Data to process:
'''
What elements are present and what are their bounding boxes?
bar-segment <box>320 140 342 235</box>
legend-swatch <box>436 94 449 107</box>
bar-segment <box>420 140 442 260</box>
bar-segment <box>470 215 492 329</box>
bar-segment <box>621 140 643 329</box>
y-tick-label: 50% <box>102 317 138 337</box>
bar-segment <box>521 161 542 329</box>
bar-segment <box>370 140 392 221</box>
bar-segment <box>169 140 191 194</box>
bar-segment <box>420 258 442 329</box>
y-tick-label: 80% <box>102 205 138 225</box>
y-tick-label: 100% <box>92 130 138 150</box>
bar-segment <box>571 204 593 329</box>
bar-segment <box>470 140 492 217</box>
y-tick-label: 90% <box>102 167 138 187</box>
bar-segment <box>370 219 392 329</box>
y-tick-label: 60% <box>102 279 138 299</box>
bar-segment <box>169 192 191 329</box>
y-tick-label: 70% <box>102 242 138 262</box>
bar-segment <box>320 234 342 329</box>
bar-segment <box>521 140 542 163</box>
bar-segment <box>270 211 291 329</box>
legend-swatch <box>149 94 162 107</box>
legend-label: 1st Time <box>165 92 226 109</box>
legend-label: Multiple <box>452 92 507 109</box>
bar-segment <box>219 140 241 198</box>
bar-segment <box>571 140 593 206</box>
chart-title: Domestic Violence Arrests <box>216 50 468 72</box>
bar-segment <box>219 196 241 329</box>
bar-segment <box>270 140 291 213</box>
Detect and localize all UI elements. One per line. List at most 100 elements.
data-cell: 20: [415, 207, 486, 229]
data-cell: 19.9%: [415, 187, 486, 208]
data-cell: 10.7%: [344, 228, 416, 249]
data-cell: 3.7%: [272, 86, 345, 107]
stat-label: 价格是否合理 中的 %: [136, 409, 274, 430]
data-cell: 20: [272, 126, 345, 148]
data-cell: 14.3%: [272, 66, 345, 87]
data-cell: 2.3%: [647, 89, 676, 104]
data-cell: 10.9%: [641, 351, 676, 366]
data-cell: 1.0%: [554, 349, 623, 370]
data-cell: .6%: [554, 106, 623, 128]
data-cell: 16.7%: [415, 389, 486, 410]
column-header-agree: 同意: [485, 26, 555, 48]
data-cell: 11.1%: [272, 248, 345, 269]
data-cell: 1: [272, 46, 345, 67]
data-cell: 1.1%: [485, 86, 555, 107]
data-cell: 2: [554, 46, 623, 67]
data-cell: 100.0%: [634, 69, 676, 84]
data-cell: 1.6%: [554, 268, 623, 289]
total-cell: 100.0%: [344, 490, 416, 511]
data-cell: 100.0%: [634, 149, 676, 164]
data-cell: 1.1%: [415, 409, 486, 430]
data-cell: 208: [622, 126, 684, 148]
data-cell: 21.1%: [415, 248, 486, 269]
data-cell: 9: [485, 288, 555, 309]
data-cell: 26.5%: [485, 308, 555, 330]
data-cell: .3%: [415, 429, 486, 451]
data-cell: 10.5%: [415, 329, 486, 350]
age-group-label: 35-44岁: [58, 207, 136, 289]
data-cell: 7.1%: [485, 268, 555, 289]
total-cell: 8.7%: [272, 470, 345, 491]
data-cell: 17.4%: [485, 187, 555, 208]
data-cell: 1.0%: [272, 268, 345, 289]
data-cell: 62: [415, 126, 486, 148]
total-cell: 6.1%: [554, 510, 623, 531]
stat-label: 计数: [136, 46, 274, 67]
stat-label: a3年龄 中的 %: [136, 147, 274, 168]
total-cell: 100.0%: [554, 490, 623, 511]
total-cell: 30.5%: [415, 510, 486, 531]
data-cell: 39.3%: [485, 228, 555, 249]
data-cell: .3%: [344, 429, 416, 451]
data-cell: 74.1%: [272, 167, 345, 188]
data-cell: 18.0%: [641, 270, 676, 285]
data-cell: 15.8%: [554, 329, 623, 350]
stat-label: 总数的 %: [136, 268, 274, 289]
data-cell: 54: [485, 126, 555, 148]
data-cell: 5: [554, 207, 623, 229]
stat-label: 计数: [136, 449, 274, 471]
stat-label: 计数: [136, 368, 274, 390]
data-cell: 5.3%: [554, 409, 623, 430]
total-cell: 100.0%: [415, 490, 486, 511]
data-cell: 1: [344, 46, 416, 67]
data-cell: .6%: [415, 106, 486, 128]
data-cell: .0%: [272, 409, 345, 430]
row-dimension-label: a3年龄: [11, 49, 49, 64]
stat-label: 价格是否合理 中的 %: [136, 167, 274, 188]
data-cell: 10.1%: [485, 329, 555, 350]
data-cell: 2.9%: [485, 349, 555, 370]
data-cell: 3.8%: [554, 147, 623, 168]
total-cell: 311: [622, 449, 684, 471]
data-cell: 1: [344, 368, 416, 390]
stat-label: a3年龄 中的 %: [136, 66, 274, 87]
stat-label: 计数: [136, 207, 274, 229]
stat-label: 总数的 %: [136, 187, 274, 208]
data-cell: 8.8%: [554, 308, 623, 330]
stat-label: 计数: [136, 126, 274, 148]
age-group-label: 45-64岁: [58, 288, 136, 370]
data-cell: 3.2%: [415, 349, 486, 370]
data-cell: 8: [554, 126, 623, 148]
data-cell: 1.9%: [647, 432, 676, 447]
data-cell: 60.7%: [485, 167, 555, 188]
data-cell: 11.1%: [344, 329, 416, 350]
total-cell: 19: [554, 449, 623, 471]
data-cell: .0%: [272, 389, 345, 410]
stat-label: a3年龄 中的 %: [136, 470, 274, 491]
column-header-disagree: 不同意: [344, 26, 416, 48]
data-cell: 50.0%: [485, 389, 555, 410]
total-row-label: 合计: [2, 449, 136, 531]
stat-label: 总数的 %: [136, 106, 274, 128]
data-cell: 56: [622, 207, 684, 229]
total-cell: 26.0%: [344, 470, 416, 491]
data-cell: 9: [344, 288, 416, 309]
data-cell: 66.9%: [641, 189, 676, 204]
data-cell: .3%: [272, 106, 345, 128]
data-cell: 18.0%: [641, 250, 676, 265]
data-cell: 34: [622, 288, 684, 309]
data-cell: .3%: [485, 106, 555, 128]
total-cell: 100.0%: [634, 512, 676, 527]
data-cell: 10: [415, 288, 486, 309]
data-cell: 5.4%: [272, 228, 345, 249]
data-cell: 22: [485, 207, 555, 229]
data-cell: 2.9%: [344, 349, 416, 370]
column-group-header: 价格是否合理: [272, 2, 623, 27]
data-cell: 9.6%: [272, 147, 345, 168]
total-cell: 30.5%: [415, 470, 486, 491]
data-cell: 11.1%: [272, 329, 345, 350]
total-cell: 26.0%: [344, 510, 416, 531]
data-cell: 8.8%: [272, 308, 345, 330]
'''
Exercise brief:
Copy out the whole listing above line by line, with no changes to any character.

Reply to the exercise:
What elements are present and what are their bounding boxes?
bar-segment <box>320 140 342 235</box>
legend-swatch <box>436 94 449 107</box>
bar-segment <box>420 140 442 260</box>
bar-segment <box>470 215 492 329</box>
bar-segment <box>621 140 643 329</box>
y-tick-label: 50% <box>102 317 138 337</box>
bar-segment <box>521 161 542 329</box>
bar-segment <box>370 140 392 221</box>
bar-segment <box>169 140 191 194</box>
bar-segment <box>420 258 442 329</box>
y-tick-label: 80% <box>102 205 138 225</box>
y-tick-label: 100% <box>92 130 138 150</box>
bar-segment <box>571 204 593 329</box>
bar-segment <box>470 140 492 217</box>
y-tick-label: 90% <box>102 167 138 187</box>
bar-segment <box>370 219 392 329</box>
y-tick-label: 60% <box>102 279 138 299</box>
bar-segment <box>169 192 191 329</box>
y-tick-label: 70% <box>102 242 138 262</box>
bar-segment <box>320 234 342 329</box>
bar-segment <box>521 140 542 163</box>
bar-segment <box>270 211 291 329</box>
legend-swatch <box>149 94 162 107</box>
legend-label: 1st Time <box>165 92 226 109</box>
legend-label: Multiple <box>452 92 507 109</box>
bar-segment <box>219 140 241 198</box>
bar-segment <box>571 140 593 206</box>
chart-title: Domestic Violence Arrests <box>216 50 468 72</box>
bar-segment <box>219 196 241 329</box>
bar-segment <box>270 140 291 213</box>
Detect and localize all UI elements. One per line. List at most 100 elements.
data-cell: 20: [415, 207, 486, 229]
data-cell: 19.9%: [415, 187, 486, 208]
data-cell: 10.7%: [344, 228, 416, 249]
data-cell: 3.7%: [272, 86, 345, 107]
stat-label: 价格是否合理 中的 %: [136, 409, 274, 430]
data-cell: 20: [272, 126, 345, 148]
data-cell: 14.3%: [272, 66, 345, 87]
data-cell: 2.3%: [647, 89, 676, 104]
data-cell: 10.9%: [641, 351, 676, 366]
data-cell: 1.0%: [554, 349, 623, 370]
data-cell: .6%: [554, 106, 623, 128]
data-cell: 16.7%: [415, 389, 486, 410]
column-header-agree: 同意: [485, 26, 555, 48]
data-cell: 11.1%: [272, 248, 345, 269]
data-cell: 1: [272, 46, 345, 67]
data-cell: 1.1%: [485, 86, 555, 107]
data-cell: 2: [554, 46, 623, 67]
data-cell: 100.0%: [634, 69, 676, 84]
data-cell: 1.6%: [554, 268, 623, 289]
total-cell: 100.0%: [344, 490, 416, 511]
data-cell: 100.0%: [634, 149, 676, 164]
data-cell: 1.1%: [415, 409, 486, 430]
data-cell: 208: [622, 126, 684, 148]
data-cell: 21.1%: [415, 248, 486, 269]
data-cell: 9: [485, 288, 555, 309]
data-cell: 26.5%: [485, 308, 555, 330]
data-cell: .3%: [415, 429, 486, 451]
data-cell: 10.5%: [415, 329, 486, 350]
age-group-label: 35-44岁: [58, 207, 136, 289]
data-cell: 7.1%: [485, 268, 555, 289]
total-cell: 8.7%: [272, 470, 345, 491]
data-cell: 17.4%: [485, 187, 555, 208]
data-cell: 1.0%: [272, 268, 345, 289]
data-cell: 62: [415, 126, 486, 148]
total-cell: 6.1%: [554, 510, 623, 531]
stat-label: 计数: [136, 46, 274, 67]
stat-label: a3年龄 中的 %: [136, 147, 274, 168]
total-cell: 100.0%: [554, 490, 623, 511]
total-cell: 30.5%: [415, 510, 486, 531]
data-cell: 39.3%: [485, 228, 555, 249]
data-cell: .3%: [344, 429, 416, 451]
data-cell: 74.1%: [272, 167, 345, 188]
data-cell: 18.0%: [641, 270, 676, 285]
data-cell: 15.8%: [554, 329, 623, 350]
stat-label: 总数的 %: [136, 268, 274, 289]
data-cell: 54: [485, 126, 555, 148]
data-cell: 5: [554, 207, 623, 229]
stat-label: 计数: [136, 449, 274, 471]
stat-label: 计数: [136, 368, 274, 390]
data-cell: 5.3%: [554, 409, 623, 430]
total-cell: 100.0%: [415, 490, 486, 511]
data-cell: 1: [344, 46, 416, 67]
data-cell: .6%: [415, 106, 486, 128]
data-cell: .0%: [272, 409, 345, 430]
row-dimension-label: a3年龄: [11, 49, 49, 64]
stat-label: 价格是否合理 中的 %: [136, 167, 274, 188]
data-cell: 10.1%: [485, 329, 555, 350]
data-cell: 2.9%: [485, 349, 555, 370]
data-cell: 3.8%: [554, 147, 623, 168]
total-cell: 311: [622, 449, 684, 471]
data-cell: 1: [344, 368, 416, 390]
stat-label: a3年龄 中的 %: [136, 66, 274, 87]
stat-label: 计数: [136, 207, 274, 229]
stat-label: 总数的 %: [136, 187, 274, 208]
data-cell: 8.8%: [554, 308, 623, 330]
stat-label: 计数: [136, 126, 274, 148]
age-group-label: 45-64岁: [58, 288, 136, 370]
data-cell: 3.2%: [415, 349, 486, 370]
data-cell: 8: [554, 126, 623, 148]
data-cell: 1.9%: [647, 432, 676, 447]
data-cell: 60.7%: [485, 167, 555, 188]
data-cell: 11.1%: [344, 329, 416, 350]
total-cell: 19: [554, 449, 623, 471]
data-cell: .0%: [272, 389, 345, 410]
stat-label: a3年龄 中的 %: [136, 470, 274, 491]
column-header-disagree: 不同意: [344, 26, 416, 48]
data-cell: 50.0%: [485, 389, 555, 410]
total-row-label: 合计: [2, 449, 136, 531]
stat-label: 总数的 %: [136, 106, 274, 128]
data-cell: 56: [622, 207, 684, 229]
total-cell: 26.0%: [344, 470, 416, 491]
data-cell: 9: [344, 288, 416, 309]
data-cell: 66.9%: [641, 189, 676, 204]
data-cell: .3%: [272, 106, 345, 128]
data-cell: 18.0%: [641, 250, 676, 265]
data-cell: 34: [622, 288, 684, 309]
data-cell: .3%: [485, 106, 555, 128]
total-cell: 100.0%: [634, 512, 676, 527]
data-cell: 10: [415, 288, 486, 309]
data-cell: 5.4%: [272, 228, 345, 249]
data-cell: 22: [485, 207, 555, 229]
data-cell: 2.9%: [344, 349, 416, 370]
column-group-header: 价格是否合理: [272, 2, 623, 27]
data-cell: 9.6%: [272, 147, 345, 168]
total-cell: 30.5%: [415, 470, 486, 491]
data-cell: 11.1%: [272, 329, 345, 350]
total-cell: 26.0%: [344, 510, 416, 531]
data-cell: 8.8%: [272, 308, 345, 330]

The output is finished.